→ The data:
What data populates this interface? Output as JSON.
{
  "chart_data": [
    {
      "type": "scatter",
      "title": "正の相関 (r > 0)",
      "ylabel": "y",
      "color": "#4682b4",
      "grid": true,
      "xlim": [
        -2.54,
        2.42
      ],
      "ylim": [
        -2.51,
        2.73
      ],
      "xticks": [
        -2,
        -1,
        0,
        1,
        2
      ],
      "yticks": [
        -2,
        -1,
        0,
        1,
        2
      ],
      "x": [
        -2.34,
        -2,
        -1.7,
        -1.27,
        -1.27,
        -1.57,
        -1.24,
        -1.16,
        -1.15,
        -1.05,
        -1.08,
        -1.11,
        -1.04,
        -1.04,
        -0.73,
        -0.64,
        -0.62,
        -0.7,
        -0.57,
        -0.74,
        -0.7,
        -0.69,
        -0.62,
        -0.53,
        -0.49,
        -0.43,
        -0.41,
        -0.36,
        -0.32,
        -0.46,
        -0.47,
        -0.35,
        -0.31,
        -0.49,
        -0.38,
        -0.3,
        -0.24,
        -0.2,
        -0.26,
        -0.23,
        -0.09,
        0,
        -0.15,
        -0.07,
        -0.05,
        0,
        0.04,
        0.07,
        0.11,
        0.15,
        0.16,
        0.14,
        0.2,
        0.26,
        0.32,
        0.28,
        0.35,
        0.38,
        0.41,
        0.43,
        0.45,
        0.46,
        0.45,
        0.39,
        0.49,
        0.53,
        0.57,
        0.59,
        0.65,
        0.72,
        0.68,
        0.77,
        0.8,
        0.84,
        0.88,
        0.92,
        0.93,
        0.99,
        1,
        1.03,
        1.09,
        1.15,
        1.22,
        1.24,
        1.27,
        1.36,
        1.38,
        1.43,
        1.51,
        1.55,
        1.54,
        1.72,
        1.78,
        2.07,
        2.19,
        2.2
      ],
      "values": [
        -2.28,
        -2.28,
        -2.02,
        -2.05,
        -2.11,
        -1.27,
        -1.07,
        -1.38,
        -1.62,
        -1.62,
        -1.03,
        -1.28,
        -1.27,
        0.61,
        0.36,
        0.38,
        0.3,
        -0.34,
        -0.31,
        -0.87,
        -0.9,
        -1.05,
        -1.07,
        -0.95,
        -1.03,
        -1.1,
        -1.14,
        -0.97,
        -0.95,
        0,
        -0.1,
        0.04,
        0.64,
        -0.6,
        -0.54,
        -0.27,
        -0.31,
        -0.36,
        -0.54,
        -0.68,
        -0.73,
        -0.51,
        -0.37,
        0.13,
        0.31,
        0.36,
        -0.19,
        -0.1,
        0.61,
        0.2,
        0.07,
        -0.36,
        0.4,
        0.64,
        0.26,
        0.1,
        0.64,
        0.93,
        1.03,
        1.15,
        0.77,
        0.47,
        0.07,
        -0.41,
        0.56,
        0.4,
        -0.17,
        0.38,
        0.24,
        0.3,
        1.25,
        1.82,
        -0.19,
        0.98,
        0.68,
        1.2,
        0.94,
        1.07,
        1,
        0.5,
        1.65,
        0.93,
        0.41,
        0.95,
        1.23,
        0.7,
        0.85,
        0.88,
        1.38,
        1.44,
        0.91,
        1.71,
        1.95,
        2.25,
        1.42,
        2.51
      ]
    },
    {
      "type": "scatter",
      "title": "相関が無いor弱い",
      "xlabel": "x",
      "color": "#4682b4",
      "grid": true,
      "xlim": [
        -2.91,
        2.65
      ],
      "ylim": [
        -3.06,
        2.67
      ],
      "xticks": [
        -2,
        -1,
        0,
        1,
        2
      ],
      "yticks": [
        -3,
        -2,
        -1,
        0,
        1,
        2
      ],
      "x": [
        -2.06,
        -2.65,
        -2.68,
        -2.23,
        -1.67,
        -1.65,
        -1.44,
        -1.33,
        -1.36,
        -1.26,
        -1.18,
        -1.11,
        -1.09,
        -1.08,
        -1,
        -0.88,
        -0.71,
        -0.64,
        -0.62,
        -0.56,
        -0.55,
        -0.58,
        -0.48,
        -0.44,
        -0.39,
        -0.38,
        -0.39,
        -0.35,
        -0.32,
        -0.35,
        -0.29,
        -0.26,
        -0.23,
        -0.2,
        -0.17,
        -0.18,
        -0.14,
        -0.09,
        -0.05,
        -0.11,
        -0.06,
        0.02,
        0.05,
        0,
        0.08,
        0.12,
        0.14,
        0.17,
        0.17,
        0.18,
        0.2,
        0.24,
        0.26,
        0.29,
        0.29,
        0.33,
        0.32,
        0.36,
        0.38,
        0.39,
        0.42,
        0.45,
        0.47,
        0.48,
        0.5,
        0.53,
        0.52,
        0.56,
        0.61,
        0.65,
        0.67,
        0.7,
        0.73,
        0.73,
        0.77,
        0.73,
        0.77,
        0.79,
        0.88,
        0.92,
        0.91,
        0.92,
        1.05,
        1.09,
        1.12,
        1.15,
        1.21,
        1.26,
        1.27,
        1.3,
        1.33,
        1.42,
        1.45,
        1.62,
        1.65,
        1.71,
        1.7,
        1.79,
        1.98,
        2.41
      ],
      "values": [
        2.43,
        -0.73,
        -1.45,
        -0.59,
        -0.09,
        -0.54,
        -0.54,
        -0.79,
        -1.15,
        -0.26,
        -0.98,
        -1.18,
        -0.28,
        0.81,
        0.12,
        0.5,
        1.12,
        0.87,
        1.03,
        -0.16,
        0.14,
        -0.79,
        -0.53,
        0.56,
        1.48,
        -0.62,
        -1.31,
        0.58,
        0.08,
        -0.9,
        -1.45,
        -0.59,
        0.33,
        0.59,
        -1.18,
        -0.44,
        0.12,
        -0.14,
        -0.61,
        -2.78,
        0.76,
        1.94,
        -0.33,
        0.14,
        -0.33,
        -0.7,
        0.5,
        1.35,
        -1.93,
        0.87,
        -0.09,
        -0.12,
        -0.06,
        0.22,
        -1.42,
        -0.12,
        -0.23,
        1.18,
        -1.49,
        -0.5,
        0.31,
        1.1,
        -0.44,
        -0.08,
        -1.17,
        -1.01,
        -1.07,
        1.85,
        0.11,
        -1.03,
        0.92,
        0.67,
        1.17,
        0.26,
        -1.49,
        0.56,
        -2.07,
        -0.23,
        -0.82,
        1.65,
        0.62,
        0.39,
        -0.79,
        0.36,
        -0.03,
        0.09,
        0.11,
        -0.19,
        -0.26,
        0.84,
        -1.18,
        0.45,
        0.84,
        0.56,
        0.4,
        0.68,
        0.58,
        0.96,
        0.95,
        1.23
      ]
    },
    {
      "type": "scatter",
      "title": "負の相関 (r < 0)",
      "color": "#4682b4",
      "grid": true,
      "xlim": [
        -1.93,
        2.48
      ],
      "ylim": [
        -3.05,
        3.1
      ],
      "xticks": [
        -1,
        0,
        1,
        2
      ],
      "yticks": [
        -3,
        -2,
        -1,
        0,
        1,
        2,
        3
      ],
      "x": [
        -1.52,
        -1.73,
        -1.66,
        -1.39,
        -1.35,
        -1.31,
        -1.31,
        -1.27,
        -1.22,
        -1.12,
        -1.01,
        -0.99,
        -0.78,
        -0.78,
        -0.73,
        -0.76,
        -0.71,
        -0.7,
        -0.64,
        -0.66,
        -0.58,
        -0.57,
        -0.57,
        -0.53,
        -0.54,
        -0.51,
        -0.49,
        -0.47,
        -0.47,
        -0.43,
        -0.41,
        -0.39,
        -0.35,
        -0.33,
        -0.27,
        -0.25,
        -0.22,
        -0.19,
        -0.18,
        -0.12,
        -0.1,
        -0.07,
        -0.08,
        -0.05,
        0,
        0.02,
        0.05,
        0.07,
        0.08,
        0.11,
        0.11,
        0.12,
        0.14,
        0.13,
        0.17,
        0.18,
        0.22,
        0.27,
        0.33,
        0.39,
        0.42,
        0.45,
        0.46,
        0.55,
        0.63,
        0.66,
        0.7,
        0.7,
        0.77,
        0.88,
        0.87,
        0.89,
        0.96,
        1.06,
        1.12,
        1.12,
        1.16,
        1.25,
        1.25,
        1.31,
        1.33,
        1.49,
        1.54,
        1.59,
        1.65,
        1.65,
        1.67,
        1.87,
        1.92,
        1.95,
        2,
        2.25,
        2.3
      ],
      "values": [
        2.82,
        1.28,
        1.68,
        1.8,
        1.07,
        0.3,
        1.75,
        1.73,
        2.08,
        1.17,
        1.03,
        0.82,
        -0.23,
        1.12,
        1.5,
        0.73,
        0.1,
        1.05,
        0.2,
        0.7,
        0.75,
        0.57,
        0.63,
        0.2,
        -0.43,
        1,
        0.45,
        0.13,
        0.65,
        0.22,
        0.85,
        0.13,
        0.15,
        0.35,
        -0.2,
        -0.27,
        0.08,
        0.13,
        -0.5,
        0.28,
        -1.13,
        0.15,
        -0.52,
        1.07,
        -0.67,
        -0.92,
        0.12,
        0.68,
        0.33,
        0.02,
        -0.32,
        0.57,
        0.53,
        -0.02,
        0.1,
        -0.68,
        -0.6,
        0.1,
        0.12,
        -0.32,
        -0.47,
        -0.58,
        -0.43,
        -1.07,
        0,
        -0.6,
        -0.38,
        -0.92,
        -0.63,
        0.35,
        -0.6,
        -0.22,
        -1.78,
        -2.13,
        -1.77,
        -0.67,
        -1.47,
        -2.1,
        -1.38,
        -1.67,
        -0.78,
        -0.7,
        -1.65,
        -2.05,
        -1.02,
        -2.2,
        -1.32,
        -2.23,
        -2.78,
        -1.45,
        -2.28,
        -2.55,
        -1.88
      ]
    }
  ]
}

→ Problem to solve: Extract, from the listing above, every line where the string "title" occurs.

→ Finished exercise:
      "title": "正の相関 (r > 0)",
      "title": "相関が無いor弱い",
      "title": "負の相関 (r < 0)",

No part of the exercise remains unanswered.